--- Begin THE INPUT ---
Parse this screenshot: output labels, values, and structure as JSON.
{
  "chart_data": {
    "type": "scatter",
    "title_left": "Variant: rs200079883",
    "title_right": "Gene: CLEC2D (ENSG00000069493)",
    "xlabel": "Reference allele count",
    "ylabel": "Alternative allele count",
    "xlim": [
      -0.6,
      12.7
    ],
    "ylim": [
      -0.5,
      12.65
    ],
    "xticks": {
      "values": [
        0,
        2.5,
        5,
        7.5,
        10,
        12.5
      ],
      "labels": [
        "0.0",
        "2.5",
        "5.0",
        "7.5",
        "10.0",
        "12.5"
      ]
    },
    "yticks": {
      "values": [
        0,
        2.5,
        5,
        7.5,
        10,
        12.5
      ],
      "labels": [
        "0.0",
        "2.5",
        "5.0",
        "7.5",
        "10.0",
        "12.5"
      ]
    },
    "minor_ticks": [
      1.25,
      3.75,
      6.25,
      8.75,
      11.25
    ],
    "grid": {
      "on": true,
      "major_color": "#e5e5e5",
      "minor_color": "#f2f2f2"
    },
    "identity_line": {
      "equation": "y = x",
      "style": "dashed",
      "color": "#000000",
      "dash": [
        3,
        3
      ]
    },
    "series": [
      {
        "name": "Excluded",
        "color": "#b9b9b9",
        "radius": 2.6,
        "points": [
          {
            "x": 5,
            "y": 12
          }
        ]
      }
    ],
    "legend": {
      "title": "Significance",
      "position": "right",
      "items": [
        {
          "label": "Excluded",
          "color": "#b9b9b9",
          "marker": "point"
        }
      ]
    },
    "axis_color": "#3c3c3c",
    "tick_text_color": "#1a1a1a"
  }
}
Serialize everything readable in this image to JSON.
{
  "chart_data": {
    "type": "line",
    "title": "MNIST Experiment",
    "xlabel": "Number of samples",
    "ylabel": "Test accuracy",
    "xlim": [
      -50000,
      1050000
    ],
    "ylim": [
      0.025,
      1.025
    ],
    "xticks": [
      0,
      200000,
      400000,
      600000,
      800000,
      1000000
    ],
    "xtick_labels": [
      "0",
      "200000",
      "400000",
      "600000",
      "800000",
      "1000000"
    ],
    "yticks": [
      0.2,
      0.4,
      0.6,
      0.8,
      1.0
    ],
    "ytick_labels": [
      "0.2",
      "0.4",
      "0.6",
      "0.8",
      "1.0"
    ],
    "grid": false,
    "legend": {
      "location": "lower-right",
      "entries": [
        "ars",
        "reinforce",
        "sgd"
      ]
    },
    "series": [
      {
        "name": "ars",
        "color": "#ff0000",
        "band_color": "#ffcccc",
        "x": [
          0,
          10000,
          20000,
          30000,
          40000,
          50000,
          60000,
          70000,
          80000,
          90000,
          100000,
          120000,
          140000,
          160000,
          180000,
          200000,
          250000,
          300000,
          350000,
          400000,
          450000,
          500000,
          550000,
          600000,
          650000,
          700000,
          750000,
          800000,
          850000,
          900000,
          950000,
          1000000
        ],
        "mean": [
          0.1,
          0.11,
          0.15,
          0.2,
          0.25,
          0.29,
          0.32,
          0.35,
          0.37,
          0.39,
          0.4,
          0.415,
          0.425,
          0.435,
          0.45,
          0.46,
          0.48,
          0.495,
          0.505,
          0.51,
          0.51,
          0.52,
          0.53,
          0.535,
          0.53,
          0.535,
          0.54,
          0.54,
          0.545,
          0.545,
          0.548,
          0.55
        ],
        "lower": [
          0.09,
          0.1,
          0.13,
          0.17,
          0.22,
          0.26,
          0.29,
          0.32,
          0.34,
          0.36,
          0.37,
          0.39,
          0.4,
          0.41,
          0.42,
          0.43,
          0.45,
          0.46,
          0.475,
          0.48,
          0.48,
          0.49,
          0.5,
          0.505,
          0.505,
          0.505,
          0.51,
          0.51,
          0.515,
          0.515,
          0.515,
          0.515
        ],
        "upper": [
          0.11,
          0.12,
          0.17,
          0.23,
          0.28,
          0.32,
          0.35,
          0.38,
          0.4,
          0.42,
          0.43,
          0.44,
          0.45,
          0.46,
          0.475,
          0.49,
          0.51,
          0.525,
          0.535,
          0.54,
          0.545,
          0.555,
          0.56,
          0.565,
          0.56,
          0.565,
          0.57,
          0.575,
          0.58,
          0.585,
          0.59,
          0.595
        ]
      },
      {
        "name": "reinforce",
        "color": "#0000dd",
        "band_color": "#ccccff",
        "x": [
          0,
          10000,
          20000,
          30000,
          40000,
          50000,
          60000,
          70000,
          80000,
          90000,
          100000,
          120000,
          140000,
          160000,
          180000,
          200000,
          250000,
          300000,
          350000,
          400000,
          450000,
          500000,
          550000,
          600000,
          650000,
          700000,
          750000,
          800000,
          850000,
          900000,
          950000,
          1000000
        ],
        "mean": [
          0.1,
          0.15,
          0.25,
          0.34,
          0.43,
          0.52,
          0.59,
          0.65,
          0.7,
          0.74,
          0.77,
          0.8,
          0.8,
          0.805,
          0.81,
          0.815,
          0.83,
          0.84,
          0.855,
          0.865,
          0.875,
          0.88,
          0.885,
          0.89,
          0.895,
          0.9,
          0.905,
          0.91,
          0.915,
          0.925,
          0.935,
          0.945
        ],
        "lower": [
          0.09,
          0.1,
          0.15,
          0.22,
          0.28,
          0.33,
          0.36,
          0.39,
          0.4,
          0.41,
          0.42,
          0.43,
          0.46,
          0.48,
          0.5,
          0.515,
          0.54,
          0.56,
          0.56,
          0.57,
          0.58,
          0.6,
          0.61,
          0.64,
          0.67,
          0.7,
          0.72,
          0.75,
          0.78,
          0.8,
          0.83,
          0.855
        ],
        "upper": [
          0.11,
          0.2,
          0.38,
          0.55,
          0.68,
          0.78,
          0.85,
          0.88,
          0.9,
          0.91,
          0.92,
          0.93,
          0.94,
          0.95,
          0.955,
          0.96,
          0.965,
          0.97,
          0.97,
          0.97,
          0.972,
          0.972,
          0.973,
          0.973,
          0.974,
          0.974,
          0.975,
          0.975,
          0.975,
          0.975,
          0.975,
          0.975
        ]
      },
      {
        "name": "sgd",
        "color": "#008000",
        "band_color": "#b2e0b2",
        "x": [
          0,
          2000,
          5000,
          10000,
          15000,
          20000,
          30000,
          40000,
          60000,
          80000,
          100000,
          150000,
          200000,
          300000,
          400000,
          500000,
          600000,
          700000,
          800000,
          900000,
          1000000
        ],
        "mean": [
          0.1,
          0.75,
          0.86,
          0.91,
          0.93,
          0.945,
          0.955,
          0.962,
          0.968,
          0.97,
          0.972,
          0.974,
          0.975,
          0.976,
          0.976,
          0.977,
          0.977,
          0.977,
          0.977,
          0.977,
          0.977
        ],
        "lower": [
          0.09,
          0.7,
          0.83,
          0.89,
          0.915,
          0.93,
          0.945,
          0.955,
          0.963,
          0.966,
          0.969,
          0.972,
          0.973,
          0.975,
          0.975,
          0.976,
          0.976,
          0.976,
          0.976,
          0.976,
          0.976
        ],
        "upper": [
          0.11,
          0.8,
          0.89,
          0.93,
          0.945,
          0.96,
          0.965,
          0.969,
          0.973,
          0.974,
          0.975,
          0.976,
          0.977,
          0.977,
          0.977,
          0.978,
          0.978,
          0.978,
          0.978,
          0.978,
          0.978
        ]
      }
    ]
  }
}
--- End THE INPUT ---
- DIRECTIVE -
Establish how many lines of the records contain the string "xlabel" and state that number without elaboration.

- ANSWER TO THE TASK -
2